> WORK INSTRUCTIONS
What you return should match every record exactly, with the images removed.

A block of data
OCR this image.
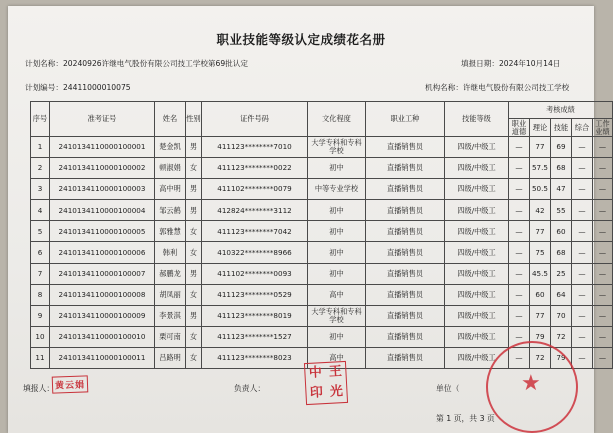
职业技能等级认定成绩花名册
计划名称：20240926许继电气股份有限公司技工学校第69批认定	填报日期：2024年10月14日
计划编号：24411000010075	机构名称：许继电气股份有限公司技工学校
序号	准考证号	姓名	性别	证件号码	文化程度	职业工种	技能等级	考核成绩				
								职业道德	理论	技能	综合	工作业绩
1	2410134110000100001	楚金凯	男	411123********7010	大学专科和专科学校	直播销售员	四级/中级工	—	77	69	—	—
2	2410134110000100002	顿淑娟	女	411123********0022	初中	直播销售员	四级/中级工	—	57.5	68	—	—
3	2410134110000100003	高中明	男	411102********0079	中等专业学校	直播销售员	四级/中级工	—	50.5	47	—	—
4	2410134110000100004	邹云鹤	男	412824********3112	初中	直播销售员	四级/中级工	—	42	55	—	—
5	2410134110000100005	郭雅慧	女	411123********7042	初中	直播销售员	四级/中级工	—	77	60	—	—
6	2410134110000100006	韩利	女	410322********8966	初中	直播销售员	四级/中级工	—	75	68	—	—
7	2410134110000100007	郝鹏龙	男	411102********0093	初中	直播销售员	四级/中级工	—	45.5	25	—	—
8	2410134110000100008	胡凤丽	女	411123********0529	高中	直播销售员	四级/中级工	—	60	64	—	—
9	2410134110000100009	李景淇	男	411123********8019	大学专科和专科学校	直播销售员	四级/中级工	—	77	70	—	—
10	2410134110000100010	栗可南	女	411123********1527	初中	直播销售员	四级/中级工	—	79	72	—	—
11	2410134110000100011	吕路明	女	411123********8023	高中	直播销售员	四级/中级工	—	72	79	—	—
填报人： 黄云娟	负责人：
中 王
印 光	单位（	★
第 1 页，共 3 页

> FINAL ANSWER
OCR this image.
职业技能等级认定成绩花名册
计划名称：20240926许继电气股份有限公司技工学校第69批认定	填报日期：2024年10月14日
计划编号：24411000010075	机构名称：许继电气股份有限公司技工学校
序号	准考证号	姓名	性别	证件号码	文化程度	职业工种	技能等级	考核成绩				
								职业道德	理论	技能	综合	工作业绩
1	2410134110000100001	楚金凯	男	411123********7010	大学专科和专科学校	直播销售员	四级/中级工	—	77	69	—	—
2	2410134110000100002	顿淑娟	女	411123********0022	初中	直播销售员	四级/中级工	—	57.5	68	—	—
3	2410134110000100003	高中明	男	411102********0079	中等专业学校	直播销售员	四级/中级工	—	50.5	47	—	—
4	2410134110000100004	邹云鹤	男	412824********3112	初中	直播销售员	四级/中级工	—	42	55	—	—
5	2410134110000100005	郭雅慧	女	411123********7042	初中	直播销售员	四级/中级工	—	77	60	—	—
6	2410134110000100006	韩利	女	410322********8966	初中	直播销售员	四级/中级工	—	75	68	—	—
7	2410134110000100007	郝鹏龙	男	411102********0093	初中	直播销售员	四级/中级工	—	45.5	25	—	—
8	2410134110000100008	胡凤丽	女	411123********0529	高中	直播销售员	四级/中级工	—	60	64	—	—
9	2410134110000100009	李景淇	男	411123********8019	大学专科和专科学校	直播销售员	四级/中级工	—	77	70	—	—
10	2410134110000100010	栗可南	女	411123********1527	初中	直播销售员	四级/中级工	—	79	72	—	—
11	2410134110000100011	吕路明	女	411123********8023	高中	直播销售员	四级/中级工	—	72	79	—	—
填报人： 黄云娟	负责人：
中 王
印 光	单位（	★
第 1 页，共 3 页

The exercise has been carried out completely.